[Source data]
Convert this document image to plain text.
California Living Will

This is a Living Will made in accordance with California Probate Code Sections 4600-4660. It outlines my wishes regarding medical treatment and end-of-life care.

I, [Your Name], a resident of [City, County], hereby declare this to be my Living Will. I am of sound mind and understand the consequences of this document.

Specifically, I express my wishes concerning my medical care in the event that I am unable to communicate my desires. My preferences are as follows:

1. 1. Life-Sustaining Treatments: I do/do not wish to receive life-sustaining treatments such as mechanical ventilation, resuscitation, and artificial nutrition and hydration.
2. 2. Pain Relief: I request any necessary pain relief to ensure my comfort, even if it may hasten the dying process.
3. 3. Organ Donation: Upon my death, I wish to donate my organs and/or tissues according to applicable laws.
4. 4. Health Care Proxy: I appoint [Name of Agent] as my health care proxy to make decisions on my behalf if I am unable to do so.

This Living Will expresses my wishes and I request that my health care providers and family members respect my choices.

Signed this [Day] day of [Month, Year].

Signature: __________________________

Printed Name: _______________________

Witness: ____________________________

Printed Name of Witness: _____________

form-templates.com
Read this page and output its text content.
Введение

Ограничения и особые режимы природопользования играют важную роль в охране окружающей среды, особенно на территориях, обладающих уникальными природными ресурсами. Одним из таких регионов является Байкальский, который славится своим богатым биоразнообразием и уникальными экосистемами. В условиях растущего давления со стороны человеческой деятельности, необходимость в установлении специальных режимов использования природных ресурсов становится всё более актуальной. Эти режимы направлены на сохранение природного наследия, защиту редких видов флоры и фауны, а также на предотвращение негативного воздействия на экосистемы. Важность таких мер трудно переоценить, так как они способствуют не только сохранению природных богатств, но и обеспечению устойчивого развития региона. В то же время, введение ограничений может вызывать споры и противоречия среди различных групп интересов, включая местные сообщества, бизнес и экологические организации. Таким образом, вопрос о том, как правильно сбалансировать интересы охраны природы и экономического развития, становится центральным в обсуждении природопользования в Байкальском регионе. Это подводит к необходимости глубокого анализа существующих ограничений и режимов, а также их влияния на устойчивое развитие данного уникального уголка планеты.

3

PROBLEM DETAILS:
Repeat the material above exactly.

PROBLEM SOLUTION:
Convert this document image to plain text.
California Living Will

This is a Living Will made in accordance with California Probate Code Sections 4600-4660. It outlines my wishes regarding medical treatment and end-of-life care.

I, [Your Name], a resident of [City, County], hereby declare this to be my Living Will. I am of sound mind and understand the consequences of this document.

Specifically, I express my wishes concerning my medical care in the event that I am unable to communicate my desires. My preferences are as follows:

1. 1. Life-Sustaining Treatments: I do/do not wish to receive life-sustaining treatments such as mechanical ventilation, resuscitation, and artificial nutrition and hydration.
2. 2. Pain Relief: I request any necessary pain relief to ensure my comfort, even if it may hasten the dying process.
3. 3. Organ Donation: Upon my death, I wish to donate my organs and/or tissues according to applicable laws.
4. 4. Health Care Proxy: I appoint [Name of Agent] as my health care proxy to make decisions on my behalf if I am unable to do so.

This Living Will expresses my wishes and I request that my health care providers and family members respect my choices.

Signed this [Day] day of [Month, Year].

Signature: __________________________

Printed Name: _______________________

Witness: ____________________________

Printed Name of Witness: _____________

form-templates.com
Read this page and output its text content.
Введение

Ограничения и особые режимы природопользования играют важную роль в охране окружающей среды, особенно на территориях, обладающих уникальными природными ресурсами. Одним из таких регионов является Байкальский, который славится своим богатым биоразнообразием и уникальными экосистемами. В условиях растущего давления со стороны человеческой деятельности, необходимость в установлении специальных режимов использования природных ресурсов становится всё более актуальной. Эти режимы направлены на сохранение природного наследия, защиту редких видов флоры и фауны, а также на предотвращение негативного воздействия на экосистемы. Важность таких мер трудно переоценить, так как они способствуют не только сохранению природных богатств, но и обеспечению устойчивого развития региона. В то же время, введение ограничений может вызывать споры и противоречия среди различных групп интересов, включая местные сообщества, бизнес и экологические организации. Таким образом, вопрос о том, как правильно сбалансировать интересы охраны природы и экономического развития, становится центральным в обсуждении природопользования в Байкальском регионе. Это подводит к необходимости глубокого анализа существующих ограничений и режимов, а также их влияния на устойчивое развитие данного уникального уголка планеты.

3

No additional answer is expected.